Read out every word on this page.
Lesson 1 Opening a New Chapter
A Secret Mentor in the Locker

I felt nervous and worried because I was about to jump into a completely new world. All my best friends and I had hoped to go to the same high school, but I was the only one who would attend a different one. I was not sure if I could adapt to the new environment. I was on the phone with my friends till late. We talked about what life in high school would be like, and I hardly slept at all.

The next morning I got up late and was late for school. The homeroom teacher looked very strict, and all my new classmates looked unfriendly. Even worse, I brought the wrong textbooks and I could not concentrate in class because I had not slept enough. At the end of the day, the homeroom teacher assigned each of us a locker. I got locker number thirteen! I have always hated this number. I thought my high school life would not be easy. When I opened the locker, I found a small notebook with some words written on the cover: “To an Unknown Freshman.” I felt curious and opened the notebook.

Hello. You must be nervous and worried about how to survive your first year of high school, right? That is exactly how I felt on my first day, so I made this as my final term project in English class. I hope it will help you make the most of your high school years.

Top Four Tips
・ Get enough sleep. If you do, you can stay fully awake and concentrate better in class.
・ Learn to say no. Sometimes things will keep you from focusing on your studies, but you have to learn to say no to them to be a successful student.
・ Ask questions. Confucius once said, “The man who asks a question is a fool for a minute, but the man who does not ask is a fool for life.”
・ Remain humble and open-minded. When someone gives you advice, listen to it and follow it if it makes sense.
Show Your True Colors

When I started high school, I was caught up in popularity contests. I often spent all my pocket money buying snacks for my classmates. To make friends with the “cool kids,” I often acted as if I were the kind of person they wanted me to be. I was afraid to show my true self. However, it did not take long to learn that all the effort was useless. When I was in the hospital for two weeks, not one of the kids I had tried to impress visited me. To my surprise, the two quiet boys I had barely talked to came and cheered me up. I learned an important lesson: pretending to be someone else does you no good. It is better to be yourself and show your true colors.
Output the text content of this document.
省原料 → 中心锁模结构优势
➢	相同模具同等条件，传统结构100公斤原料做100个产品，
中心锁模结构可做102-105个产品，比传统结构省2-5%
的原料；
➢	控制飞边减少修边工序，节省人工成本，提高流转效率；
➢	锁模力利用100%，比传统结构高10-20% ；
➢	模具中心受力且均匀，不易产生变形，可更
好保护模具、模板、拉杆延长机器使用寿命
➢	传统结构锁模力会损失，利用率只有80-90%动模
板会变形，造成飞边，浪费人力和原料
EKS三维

━━━━

__What is needed__: Quote the entire listing above exactly.

__Exercise response__:
Read out every word on this page.
Lesson 1 Opening a New Chapter
A Secret Mentor in the Locker

I felt nervous and worried because I was about to jump into a completely new world. All my best friends and I had hoped to go to the same high school, but I was the only one who would attend a different one. I was not sure if I could adapt to the new environment. I was on the phone with my friends till late. We talked about what life in high school would be like, and I hardly slept at all.

The next morning I got up late and was late for school. The homeroom teacher looked very strict, and all my new classmates looked unfriendly. Even worse, I brought the wrong textbooks and I could not concentrate in class because I had not slept enough. At the end of the day, the homeroom teacher assigned each of us a locker. I got locker number thirteen! I have always hated this number. I thought my high school life would not be easy. When I opened the locker, I found a small notebook with some words written on the cover: “To an Unknown Freshman.” I felt curious and opened the notebook.

Hello. You must be nervous and worried about how to survive your first year of high school, right? That is exactly how I felt on my first day, so I made this as my final term project in English class. I hope it will help you make the most of your high school years.

Top Four Tips
・ Get enough sleep. If you do, you can stay fully awake and concentrate better in class.
・ Learn to say no. Sometimes things will keep you from focusing on your studies, but you have to learn to say no to them to be a successful student.
・ Ask questions. Confucius once said, “The man who asks a question is a fool for a minute, but the man who does not ask is a fool for life.”
・ Remain humble and open-minded. When someone gives you advice, listen to it and follow it if it makes sense.
Show Your True Colors

When I started high school, I was caught up in popularity contests. I often spent all my pocket money buying snacks for my classmates. To make friends with the “cool kids,” I often acted as if I were the kind of person they wanted me to be. I was afraid to show my true self. However, it did not take long to learn that all the effort was useless. When I was in the hospital for two weeks, not one of the kids I had tried to impress visited me. To my surprise, the two quiet boys I had barely talked to came and cheered me up. I learned an important lesson: pretending to be someone else does you no good. It is better to be yourself and show your true colors.
Output the text content of this document.
省原料 → 中心锁模结构优势
➢	相同模具同等条件，传统结构100公斤原料做100个产品，
中心锁模结构可做102-105个产品，比传统结构省2-5%
的原料；
➢	控制飞边减少修边工序，节省人工成本，提高流转效率；
➢	锁模力利用100%，比传统结构高10-20% ；
➢	模具中心受力且均匀，不易产生变形，可更
好保护模具、模板、拉杆延长机器使用寿命
➢	传统结构锁模力会损失，利用率只有80-90%动模
板会变形，造成飞边，浪费人力和原料
EKS三维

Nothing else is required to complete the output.